## Exercise aim
Check each line of the listing, and copy it if it contains the word "Rasoi".

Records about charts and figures

┄┄┄┄┄┄┄┄┄┄

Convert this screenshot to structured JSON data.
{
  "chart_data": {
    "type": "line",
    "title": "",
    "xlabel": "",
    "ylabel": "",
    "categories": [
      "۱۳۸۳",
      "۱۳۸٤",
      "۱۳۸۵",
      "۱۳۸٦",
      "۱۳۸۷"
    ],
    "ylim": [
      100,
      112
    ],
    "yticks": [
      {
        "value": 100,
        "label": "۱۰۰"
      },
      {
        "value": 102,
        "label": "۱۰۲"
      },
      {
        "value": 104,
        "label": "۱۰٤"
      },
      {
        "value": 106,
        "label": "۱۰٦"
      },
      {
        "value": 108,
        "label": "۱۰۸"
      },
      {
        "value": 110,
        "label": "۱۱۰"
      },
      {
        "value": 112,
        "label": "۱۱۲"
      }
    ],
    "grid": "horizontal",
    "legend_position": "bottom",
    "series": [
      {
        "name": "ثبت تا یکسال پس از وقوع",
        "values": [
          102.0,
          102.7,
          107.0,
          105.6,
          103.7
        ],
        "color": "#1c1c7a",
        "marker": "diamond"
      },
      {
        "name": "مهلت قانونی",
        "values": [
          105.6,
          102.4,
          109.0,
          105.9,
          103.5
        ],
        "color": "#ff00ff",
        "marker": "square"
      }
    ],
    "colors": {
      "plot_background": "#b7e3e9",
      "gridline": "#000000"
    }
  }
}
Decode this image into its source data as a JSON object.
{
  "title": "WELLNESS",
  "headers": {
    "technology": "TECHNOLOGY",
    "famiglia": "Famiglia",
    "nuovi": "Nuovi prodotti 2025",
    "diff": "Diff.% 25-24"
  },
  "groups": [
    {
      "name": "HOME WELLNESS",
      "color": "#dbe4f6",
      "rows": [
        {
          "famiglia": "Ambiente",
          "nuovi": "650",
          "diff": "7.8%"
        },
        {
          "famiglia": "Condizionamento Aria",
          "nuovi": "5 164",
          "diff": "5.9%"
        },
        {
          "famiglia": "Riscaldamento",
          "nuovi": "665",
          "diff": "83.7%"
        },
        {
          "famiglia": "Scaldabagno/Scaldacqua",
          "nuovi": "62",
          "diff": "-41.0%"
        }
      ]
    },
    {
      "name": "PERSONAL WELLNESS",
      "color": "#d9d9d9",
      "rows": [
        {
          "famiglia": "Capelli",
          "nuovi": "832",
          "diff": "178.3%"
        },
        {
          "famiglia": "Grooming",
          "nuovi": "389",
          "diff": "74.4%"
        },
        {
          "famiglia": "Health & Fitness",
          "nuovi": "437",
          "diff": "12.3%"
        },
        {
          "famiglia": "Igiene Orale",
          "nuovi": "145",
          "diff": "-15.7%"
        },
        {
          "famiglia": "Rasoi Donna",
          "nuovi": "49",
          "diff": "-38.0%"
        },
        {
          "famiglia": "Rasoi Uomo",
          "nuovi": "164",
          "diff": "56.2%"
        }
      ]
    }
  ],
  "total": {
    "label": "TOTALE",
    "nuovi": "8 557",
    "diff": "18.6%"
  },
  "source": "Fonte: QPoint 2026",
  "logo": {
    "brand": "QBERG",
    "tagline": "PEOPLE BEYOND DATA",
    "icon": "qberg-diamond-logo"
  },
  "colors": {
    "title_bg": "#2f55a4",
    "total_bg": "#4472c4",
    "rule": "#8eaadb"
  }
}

┄┄┄┄┄┄┄┄┄┄

## Finished answer
          "famiglia": "Rasoi Donna",
          "famiglia": "Rasoi Uomo",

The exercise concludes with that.